**DATASET CONTENT:**
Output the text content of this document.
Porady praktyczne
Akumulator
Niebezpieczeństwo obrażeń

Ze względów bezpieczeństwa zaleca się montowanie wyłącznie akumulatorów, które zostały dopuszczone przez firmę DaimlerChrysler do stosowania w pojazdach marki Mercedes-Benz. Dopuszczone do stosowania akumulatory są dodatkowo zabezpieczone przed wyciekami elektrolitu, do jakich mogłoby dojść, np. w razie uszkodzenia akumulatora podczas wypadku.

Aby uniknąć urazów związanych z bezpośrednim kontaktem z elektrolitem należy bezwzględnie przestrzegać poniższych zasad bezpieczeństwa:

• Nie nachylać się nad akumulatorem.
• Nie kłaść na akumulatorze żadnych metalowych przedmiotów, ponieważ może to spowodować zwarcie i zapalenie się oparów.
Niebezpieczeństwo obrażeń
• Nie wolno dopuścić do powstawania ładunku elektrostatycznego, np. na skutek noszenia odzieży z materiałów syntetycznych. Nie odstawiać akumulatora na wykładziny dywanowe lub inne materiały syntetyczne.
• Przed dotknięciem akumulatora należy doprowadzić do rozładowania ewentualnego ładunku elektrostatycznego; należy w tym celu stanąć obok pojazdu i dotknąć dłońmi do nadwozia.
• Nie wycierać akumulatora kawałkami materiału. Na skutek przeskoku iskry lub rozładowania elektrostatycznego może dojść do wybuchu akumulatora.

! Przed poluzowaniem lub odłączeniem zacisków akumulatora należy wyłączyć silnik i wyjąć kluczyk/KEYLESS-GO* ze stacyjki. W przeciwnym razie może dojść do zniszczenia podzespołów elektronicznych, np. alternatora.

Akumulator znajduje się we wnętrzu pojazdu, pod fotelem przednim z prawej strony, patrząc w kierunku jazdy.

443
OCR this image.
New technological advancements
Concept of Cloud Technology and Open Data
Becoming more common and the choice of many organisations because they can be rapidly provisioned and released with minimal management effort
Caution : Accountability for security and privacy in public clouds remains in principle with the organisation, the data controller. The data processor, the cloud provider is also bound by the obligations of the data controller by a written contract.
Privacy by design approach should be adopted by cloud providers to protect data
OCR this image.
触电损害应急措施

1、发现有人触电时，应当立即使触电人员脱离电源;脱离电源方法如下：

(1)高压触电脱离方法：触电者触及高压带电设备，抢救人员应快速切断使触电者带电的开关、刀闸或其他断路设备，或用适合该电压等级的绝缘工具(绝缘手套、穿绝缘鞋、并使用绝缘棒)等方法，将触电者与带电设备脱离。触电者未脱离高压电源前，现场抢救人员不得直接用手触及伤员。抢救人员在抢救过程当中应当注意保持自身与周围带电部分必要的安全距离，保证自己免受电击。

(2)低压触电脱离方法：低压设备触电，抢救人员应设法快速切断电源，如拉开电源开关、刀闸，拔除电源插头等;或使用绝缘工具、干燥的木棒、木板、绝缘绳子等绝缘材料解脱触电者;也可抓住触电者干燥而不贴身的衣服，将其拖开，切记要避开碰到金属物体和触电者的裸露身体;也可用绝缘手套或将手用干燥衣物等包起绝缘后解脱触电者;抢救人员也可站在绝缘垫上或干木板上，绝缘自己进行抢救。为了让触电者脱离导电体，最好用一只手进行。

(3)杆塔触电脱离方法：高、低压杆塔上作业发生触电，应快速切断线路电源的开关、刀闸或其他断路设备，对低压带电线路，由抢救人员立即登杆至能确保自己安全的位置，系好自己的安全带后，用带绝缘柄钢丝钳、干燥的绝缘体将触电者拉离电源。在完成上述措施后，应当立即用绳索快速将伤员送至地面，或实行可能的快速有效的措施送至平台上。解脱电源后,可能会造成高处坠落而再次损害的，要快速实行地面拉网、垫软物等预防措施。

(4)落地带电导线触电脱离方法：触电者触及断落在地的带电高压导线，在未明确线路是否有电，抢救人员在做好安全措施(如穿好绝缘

**WHAT YOU SHOULD DO:** Every entry should be printed again exactly as it stands.

**EXERCISE RESPONSE:**
Output the text content of this document.
Porady praktyczne
Akumulator
Niebezpieczeństwo obrażeń

Ze względów bezpieczeństwa zaleca się montowanie wyłącznie akumulatorów, które zostały dopuszczone przez firmę DaimlerChrysler do stosowania w pojazdach marki Mercedes-Benz. Dopuszczone do stosowania akumulatory są dodatkowo zabezpieczone przed wyciekami elektrolitu, do jakich mogłoby dojść, np. w razie uszkodzenia akumulatora podczas wypadku.

Aby uniknąć urazów związanych z bezpośrednim kontaktem z elektrolitem należy bezwzględnie przestrzegać poniższych zasad bezpieczeństwa:

• Nie nachylać się nad akumulatorem.
• Nie kłaść na akumulatorze żadnych metalowych przedmiotów, ponieważ może to spowodować zwarcie i zapalenie się oparów.
Niebezpieczeństwo obrażeń
• Nie wolno dopuścić do powstawania ładunku elektrostatycznego, np. na skutek noszenia odzieży z materiałów syntetycznych. Nie odstawiać akumulatora na wykładziny dywanowe lub inne materiały syntetyczne.
• Przed dotknięciem akumulatora należy doprowadzić do rozładowania ewentualnego ładunku elektrostatycznego; należy w tym celu stanąć obok pojazdu i dotknąć dłońmi do nadwozia.
• Nie wycierać akumulatora kawałkami materiału. Na skutek przeskoku iskry lub rozładowania elektrostatycznego może dojść do wybuchu akumulatora.

! Przed poluzowaniem lub odłączeniem zacisków akumulatora należy wyłączyć silnik i wyjąć kluczyk/KEYLESS-GO* ze stacyjki. W przeciwnym razie może dojść do zniszczenia podzespołów elektronicznych, np. alternatora.

Akumulator znajduje się we wnętrzu pojazdu, pod fotelem przednim z prawej strony, patrząc w kierunku jazdy.

443
OCR this image.
New technological advancements
Concept of Cloud Technology and Open Data
Becoming more common and the choice of many organisations because they can be rapidly provisioned and released with minimal management effort
Caution : Accountability for security and privacy in public clouds remains in principle with the organisation, the data controller. The data processor, the cloud provider is also bound by the obligations of the data controller by a written contract.
Privacy by design approach should be adopted by cloud providers to protect data
OCR this image.
触电损害应急措施

1、发现有人触电时，应当立即使触电人员脱离电源;脱离电源方法如下：

(1)高压触电脱离方法：触电者触及高压带电设备，抢救人员应快速切断使触电者带电的开关、刀闸或其他断路设备，或用适合该电压等级的绝缘工具(绝缘手套、穿绝缘鞋、并使用绝缘棒)等方法，将触电者与带电设备脱离。触电者未脱离高压电源前，现场抢救人员不得直接用手触及伤员。抢救人员在抢救过程当中应当注意保持自身与周围带电部分必要的安全距离，保证自己免受电击。

(2)低压触电脱离方法：低压设备触电，抢救人员应设法快速切断电源，如拉开电源开关、刀闸，拔除电源插头等;或使用绝缘工具、干燥的木棒、木板、绝缘绳子等绝缘材料解脱触电者;也可抓住触电者干燥而不贴身的衣服，将其拖开，切记要避开碰到金属物体和触电者的裸露身体;也可用绝缘手套或将手用干燥衣物等包起绝缘后解脱触电者;抢救人员也可站在绝缘垫上或干木板上，绝缘自己进行抢救。为了让触电者脱离导电体，最好用一只手进行。

(3)杆塔触电脱离方法：高、低压杆塔上作业发生触电，应快速切断线路电源的开关、刀闸或其他断路设备，对低压带电线路，由抢救人员立即登杆至能确保自己安全的位置，系好自己的安全带后，用带绝缘柄钢丝钳、干燥的绝缘体将触电者拉离电源。在完成上述措施后，应当立即用绳索快速将伤员送至地面，或实行可能的快速有效的措施送至平台上。解脱电源后,可能会造成高处坠落而再次损害的，要快速实行地面拉网、垫软物等预防措施。

(4)落地带电导线触电脱离方法：触电者触及断落在地的带电高压导线，在未明确线路是否有电，抢救人员在做好安全措施(如穿好绝缘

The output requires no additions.